EXERCISE DESCRIPTION → Gather all lines in the entries below that include the word "title".

Records from a collection of figures:
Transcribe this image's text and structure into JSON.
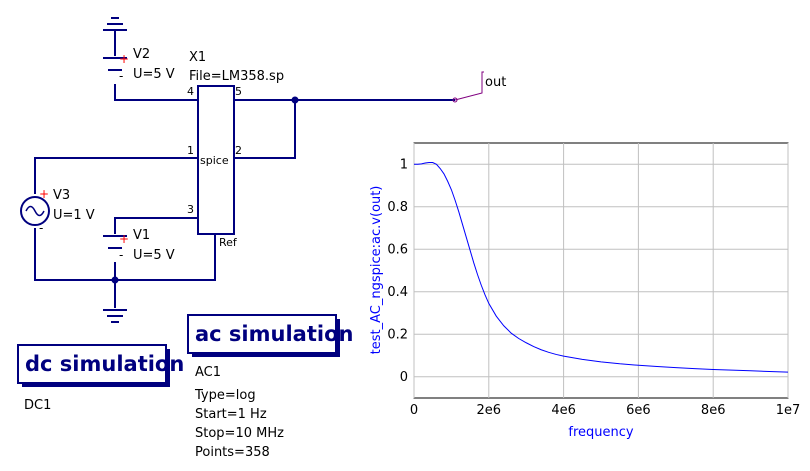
{
  "schematic": {
    "x1": {
      "name": "X1",
      "file": "File=LM358.sp",
      "body": "spice",
      "ref_pin": "Ref",
      "pins": [
        "1",
        "2",
        "3",
        "4",
        "5"
      ]
    },
    "v2": {
      "name": "V2",
      "value": "U=5 V"
    },
    "v3": {
      "name": "V3",
      "value": "U=1 V"
    },
    "v1": {
      "name": "V1",
      "value": "U=5 V"
    },
    "out_label": "out",
    "polarity_plus": "+",
    "polarity_minus": "-"
  },
  "simulations": [
    {
      "title": "dc simulation",
      "name": "DC1",
      "params": []
    },
    {
      "title": "ac simulation",
      "name": "AC1",
      "params": [
        "Type=log",
        "Start=1 Hz",
        "Stop=10 MHz",
        "Points=358"
      ]
    }
  ],
  "colors": {
    "wire": "#00007f",
    "curve": "#0000ff",
    "grid": "#c0c0c0",
    "plus": "#ff0000"
  },
  "chart_data": {
    "type": "line",
    "xlabel": "frequency",
    "ylabel": "test_AC_ngspice:ac.v(out)",
    "xlim": [
      0,
      10000000
    ],
    "ylim": [
      -0.1,
      1.1
    ],
    "xticks": [
      0,
      2000000,
      4000000,
      6000000,
      8000000,
      10000000
    ],
    "xtick_labels": [
      "0",
      "2e6",
      "4e6",
      "6e6",
      "8e6",
      "1e7"
    ],
    "yticks": [
      0,
      0.2,
      0.4,
      0.6,
      0.8,
      1
    ],
    "ytick_labels": [
      "0",
      "0.2",
      "0.4",
      "0.6",
      "0.8",
      "1"
    ],
    "grid": true,
    "series": [
      {
        "color": "#0000ff",
        "x": [
          1,
          100000,
          200000,
          300000,
          400000,
          500000,
          600000,
          700000,
          800000,
          900000,
          1000000,
          1100000,
          1200000,
          1300000,
          1400000,
          1500000,
          1600000,
          1700000,
          1800000,
          1900000,
          2000000,
          2200000,
          2400000,
          2600000,
          2800000,
          3000000,
          3200000,
          3400000,
          3600000,
          3800000,
          4000000,
          4500000,
          5000000,
          5500000,
          6000000,
          6500000,
          7000000,
          7500000,
          8000000,
          8500000,
          9000000,
          9500000,
          10000000
        ],
        "y": [
          1.0,
          1.0,
          1.002,
          1.006,
          1.008,
          1.008,
          1.0,
          0.98,
          0.955,
          0.92,
          0.88,
          0.83,
          0.775,
          0.715,
          0.655,
          0.595,
          0.535,
          0.48,
          0.43,
          0.385,
          0.345,
          0.285,
          0.24,
          0.205,
          0.18,
          0.16,
          0.142,
          0.127,
          0.115,
          0.105,
          0.097,
          0.082,
          0.07,
          0.061,
          0.054,
          0.048,
          0.043,
          0.038,
          0.034,
          0.031,
          0.028,
          0.025,
          0.022
        ]
      }
    ]
  }
}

SOLUTION TO THIS PROBLEM →
      "title": "dc simulation",
      "title": "ac simulation",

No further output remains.